● **Records provided**:

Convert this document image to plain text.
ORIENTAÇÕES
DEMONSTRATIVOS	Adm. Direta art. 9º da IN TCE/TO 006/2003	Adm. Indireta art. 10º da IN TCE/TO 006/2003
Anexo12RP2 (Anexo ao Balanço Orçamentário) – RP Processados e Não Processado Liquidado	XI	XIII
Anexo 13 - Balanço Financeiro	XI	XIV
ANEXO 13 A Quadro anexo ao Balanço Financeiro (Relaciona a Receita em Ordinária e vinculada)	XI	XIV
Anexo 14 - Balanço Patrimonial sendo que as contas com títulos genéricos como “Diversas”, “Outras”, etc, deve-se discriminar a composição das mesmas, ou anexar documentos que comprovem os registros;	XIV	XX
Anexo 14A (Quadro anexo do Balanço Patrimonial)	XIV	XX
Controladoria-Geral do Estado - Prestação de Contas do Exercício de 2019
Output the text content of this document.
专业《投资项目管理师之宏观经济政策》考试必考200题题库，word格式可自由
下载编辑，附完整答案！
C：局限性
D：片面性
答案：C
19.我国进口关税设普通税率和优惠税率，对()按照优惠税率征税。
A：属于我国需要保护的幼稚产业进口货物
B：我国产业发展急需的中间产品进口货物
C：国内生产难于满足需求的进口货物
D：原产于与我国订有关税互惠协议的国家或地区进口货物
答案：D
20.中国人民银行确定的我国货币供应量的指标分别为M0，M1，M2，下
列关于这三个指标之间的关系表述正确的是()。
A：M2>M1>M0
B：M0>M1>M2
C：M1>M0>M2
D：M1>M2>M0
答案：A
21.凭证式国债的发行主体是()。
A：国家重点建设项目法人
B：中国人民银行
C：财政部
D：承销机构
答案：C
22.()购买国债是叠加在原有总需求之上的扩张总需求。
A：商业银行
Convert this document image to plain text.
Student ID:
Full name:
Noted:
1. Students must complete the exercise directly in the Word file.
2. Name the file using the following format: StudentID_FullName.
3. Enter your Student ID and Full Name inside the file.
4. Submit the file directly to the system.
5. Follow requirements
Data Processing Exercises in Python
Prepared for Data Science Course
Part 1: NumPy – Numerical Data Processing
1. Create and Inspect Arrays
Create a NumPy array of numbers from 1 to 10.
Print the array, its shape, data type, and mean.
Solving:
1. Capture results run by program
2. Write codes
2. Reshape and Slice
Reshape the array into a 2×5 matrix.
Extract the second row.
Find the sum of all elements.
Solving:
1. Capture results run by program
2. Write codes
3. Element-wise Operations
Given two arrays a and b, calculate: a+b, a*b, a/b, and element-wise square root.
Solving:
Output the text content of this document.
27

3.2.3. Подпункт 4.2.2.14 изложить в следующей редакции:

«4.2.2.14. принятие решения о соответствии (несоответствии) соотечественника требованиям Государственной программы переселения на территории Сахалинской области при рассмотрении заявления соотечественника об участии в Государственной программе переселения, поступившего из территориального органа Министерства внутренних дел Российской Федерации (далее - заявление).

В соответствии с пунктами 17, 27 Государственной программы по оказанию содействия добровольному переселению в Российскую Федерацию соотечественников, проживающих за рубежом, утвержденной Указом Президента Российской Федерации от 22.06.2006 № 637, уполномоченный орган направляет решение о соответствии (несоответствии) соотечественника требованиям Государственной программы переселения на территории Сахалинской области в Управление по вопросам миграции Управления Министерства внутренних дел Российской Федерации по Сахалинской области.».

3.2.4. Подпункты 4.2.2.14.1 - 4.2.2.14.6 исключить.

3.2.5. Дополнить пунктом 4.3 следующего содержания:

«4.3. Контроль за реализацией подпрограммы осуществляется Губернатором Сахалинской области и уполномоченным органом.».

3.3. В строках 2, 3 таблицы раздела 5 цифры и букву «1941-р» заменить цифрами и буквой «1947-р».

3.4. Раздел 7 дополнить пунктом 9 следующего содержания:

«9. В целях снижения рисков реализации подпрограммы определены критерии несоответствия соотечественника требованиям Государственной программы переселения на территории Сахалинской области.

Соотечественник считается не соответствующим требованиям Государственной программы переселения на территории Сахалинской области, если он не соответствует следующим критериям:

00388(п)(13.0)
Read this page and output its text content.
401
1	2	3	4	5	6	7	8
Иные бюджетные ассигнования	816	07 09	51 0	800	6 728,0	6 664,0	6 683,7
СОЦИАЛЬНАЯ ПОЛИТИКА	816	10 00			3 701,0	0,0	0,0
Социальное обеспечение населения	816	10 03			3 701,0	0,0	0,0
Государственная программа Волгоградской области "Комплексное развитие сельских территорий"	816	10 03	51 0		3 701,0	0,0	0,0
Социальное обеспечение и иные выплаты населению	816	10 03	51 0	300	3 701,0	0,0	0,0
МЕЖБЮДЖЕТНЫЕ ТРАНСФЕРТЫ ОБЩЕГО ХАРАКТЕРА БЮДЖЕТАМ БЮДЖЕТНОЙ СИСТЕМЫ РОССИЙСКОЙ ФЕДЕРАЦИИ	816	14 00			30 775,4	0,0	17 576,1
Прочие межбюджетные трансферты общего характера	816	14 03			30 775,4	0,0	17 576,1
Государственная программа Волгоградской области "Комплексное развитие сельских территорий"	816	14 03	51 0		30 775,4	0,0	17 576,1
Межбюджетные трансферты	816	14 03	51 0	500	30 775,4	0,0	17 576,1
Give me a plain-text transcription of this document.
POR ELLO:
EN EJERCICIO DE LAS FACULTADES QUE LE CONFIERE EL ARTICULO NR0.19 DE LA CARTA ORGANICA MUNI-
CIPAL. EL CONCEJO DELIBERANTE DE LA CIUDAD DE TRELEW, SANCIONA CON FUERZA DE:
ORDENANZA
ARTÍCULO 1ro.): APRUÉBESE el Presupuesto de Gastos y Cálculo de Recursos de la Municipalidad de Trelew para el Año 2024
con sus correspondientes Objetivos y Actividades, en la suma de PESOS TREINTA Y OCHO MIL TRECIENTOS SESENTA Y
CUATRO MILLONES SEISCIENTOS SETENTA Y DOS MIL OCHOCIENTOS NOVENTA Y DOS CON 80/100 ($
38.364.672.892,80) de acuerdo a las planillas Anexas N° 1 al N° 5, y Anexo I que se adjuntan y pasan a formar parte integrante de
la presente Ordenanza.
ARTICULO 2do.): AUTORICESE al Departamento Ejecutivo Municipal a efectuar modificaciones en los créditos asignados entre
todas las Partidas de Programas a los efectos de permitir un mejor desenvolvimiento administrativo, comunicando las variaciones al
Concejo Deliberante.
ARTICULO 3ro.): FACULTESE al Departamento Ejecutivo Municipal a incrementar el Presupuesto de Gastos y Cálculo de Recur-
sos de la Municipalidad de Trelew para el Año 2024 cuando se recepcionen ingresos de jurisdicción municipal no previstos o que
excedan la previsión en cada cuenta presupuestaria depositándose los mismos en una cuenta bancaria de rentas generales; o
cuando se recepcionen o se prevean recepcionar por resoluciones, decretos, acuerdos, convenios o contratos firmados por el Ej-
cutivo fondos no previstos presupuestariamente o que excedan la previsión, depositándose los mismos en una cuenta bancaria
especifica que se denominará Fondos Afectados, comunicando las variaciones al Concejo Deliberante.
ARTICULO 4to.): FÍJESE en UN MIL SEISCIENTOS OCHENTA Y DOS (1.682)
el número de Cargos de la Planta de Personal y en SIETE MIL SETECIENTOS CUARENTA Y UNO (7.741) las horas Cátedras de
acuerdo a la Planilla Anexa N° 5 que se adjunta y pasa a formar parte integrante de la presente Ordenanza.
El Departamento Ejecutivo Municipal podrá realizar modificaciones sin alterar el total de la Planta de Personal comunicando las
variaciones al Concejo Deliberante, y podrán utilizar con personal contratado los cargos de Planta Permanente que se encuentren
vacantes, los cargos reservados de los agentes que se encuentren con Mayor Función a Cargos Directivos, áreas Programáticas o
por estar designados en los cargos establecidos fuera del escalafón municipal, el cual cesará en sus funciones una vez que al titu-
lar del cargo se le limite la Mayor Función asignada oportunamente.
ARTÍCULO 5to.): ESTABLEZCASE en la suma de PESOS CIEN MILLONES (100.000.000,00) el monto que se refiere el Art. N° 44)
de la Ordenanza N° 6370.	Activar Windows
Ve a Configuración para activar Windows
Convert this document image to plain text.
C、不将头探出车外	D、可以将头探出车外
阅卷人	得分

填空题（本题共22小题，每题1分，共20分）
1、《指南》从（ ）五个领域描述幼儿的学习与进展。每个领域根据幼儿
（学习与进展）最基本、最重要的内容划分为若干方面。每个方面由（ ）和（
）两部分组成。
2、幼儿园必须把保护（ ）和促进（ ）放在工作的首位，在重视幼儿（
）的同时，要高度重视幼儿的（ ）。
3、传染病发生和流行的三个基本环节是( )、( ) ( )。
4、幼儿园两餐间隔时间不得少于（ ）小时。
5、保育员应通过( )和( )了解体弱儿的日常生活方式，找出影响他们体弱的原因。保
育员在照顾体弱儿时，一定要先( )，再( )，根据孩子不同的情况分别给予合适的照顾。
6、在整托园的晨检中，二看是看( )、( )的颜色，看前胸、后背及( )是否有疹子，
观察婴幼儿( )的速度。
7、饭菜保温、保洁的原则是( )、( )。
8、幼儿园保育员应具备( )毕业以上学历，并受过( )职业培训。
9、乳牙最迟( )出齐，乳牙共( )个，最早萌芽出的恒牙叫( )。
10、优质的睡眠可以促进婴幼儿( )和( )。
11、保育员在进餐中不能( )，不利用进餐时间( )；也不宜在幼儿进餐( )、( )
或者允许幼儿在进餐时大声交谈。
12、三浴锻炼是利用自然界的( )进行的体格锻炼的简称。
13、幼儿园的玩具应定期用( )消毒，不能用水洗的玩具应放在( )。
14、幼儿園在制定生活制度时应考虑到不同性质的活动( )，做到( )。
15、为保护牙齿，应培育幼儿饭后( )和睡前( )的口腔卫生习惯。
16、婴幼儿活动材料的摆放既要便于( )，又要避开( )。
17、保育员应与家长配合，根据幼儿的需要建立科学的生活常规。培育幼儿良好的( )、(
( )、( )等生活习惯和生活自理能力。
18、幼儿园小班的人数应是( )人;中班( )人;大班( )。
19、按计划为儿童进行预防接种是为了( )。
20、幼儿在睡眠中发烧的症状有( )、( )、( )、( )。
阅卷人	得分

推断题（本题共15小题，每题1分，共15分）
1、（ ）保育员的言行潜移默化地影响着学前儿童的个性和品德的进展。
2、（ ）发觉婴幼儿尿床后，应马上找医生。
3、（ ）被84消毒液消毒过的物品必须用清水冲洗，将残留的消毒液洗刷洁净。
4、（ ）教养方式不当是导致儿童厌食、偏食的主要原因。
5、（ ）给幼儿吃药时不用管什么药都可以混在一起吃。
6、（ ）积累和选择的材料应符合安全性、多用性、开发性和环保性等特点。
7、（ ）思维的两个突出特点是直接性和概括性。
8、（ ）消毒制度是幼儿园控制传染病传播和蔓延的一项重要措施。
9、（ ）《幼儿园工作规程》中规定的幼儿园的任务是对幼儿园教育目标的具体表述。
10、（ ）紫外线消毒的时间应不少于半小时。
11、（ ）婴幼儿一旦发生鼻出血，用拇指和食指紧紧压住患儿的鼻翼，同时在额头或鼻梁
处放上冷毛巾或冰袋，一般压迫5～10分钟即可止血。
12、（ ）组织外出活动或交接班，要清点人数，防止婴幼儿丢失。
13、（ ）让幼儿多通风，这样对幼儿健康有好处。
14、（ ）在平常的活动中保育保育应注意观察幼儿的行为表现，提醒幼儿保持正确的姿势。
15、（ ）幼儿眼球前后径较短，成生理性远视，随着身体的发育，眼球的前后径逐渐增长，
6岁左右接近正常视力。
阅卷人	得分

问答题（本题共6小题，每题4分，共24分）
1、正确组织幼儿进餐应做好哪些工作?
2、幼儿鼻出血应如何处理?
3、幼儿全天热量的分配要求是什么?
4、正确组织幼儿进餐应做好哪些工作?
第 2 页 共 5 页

● **Work instructions**: Copy out the lines in which the string "directly" appears.

● **Problem solution**:
1. Students must complete the exercise directly in the Word file.
4. Submit the file directly to the system.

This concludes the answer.